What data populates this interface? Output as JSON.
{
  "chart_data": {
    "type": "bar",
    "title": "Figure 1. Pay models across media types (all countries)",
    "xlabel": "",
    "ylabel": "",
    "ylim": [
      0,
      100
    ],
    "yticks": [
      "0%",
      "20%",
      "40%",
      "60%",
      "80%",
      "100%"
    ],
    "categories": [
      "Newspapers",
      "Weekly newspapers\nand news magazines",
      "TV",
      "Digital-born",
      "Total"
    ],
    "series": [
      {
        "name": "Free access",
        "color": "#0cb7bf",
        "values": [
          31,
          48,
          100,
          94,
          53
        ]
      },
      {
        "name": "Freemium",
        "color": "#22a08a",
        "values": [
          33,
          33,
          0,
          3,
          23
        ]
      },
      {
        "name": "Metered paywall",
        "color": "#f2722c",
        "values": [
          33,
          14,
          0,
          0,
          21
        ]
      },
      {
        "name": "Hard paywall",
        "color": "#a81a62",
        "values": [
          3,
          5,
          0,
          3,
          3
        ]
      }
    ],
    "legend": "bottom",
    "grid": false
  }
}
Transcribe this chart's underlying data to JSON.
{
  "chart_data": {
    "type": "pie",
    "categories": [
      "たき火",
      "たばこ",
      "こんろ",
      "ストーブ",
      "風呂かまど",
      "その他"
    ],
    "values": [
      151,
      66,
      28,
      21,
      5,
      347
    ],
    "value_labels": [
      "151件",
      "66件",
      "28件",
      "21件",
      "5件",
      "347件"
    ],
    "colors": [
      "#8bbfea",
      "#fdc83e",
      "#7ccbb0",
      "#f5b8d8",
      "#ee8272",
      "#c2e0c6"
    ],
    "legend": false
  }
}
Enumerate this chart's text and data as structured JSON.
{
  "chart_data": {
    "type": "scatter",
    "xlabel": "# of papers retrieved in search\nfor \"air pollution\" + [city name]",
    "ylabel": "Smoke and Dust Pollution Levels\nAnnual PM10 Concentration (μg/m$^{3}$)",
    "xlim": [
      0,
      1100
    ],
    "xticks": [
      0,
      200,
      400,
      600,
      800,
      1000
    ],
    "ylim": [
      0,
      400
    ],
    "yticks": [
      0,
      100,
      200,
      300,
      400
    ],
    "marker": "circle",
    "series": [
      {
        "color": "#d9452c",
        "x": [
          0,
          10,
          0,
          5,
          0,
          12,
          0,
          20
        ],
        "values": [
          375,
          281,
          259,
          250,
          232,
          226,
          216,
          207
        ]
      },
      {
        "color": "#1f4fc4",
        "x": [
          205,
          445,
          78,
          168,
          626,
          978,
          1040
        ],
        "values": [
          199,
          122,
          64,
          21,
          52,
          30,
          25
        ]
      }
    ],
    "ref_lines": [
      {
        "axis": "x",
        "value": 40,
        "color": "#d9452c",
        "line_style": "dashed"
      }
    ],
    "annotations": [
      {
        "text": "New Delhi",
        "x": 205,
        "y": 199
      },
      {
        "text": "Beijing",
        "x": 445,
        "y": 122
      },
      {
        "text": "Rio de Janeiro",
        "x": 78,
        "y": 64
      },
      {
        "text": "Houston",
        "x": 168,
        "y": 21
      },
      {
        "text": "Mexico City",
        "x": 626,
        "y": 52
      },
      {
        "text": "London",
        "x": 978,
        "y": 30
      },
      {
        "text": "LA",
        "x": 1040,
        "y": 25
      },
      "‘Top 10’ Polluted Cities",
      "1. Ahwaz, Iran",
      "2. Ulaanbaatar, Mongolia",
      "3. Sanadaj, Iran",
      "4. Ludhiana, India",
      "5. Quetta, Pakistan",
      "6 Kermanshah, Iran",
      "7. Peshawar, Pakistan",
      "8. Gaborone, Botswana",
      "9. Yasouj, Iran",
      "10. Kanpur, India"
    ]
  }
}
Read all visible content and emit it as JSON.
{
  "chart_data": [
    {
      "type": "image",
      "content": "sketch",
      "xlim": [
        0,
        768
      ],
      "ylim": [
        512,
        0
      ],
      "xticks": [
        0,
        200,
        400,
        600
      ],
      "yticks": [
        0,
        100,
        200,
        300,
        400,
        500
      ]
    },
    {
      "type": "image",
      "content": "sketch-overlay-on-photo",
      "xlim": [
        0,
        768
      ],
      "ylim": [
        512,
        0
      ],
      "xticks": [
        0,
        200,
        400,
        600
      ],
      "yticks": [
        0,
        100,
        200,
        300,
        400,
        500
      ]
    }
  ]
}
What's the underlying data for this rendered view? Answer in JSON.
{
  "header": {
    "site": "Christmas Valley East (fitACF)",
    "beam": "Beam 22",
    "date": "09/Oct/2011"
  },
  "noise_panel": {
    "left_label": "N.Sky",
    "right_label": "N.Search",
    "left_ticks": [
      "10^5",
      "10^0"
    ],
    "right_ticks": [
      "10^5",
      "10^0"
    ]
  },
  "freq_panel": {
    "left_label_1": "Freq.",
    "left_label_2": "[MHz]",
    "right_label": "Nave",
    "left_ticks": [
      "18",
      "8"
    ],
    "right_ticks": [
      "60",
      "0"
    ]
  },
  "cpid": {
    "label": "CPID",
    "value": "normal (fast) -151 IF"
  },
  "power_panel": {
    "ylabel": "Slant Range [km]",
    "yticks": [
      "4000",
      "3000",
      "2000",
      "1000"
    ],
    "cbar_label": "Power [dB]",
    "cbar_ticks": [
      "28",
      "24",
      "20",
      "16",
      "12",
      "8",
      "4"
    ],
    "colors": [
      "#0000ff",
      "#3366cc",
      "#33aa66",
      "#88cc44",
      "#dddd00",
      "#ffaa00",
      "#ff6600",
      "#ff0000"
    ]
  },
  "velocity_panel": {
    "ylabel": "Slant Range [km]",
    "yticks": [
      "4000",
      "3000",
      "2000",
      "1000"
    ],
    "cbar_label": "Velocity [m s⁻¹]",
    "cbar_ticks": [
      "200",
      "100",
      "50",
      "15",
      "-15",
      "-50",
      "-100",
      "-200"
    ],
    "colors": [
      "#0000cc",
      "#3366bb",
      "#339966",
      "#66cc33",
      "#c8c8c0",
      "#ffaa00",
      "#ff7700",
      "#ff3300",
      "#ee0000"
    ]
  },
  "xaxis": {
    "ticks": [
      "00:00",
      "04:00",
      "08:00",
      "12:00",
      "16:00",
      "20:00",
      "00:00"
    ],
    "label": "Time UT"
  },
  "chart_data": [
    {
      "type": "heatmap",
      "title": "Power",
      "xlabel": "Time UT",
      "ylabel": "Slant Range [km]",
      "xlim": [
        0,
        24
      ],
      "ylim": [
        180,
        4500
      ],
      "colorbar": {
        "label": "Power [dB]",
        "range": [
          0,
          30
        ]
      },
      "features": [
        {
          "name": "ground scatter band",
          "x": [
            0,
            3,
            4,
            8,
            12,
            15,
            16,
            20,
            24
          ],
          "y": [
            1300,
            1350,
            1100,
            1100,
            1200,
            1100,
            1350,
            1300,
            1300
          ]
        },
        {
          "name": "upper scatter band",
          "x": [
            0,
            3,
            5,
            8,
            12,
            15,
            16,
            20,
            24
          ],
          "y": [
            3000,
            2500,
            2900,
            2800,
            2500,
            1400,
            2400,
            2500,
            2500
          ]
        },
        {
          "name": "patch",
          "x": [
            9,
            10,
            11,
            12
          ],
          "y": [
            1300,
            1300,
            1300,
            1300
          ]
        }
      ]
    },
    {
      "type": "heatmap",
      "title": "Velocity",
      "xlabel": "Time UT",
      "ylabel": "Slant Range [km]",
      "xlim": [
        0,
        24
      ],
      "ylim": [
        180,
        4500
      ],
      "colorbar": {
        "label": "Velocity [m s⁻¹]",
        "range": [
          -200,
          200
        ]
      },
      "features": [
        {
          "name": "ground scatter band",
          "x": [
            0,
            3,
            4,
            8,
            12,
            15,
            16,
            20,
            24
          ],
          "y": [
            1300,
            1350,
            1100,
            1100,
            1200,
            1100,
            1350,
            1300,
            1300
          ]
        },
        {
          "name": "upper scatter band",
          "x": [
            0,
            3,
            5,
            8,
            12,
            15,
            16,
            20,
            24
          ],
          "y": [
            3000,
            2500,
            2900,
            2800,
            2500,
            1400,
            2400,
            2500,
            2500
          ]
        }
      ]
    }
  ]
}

☆ ☆ ☆

> _What you need to do_: Check every line of the material for the string "Pakistan" and give the number of lines that have it, without anything else.

> _Result of this task_: 2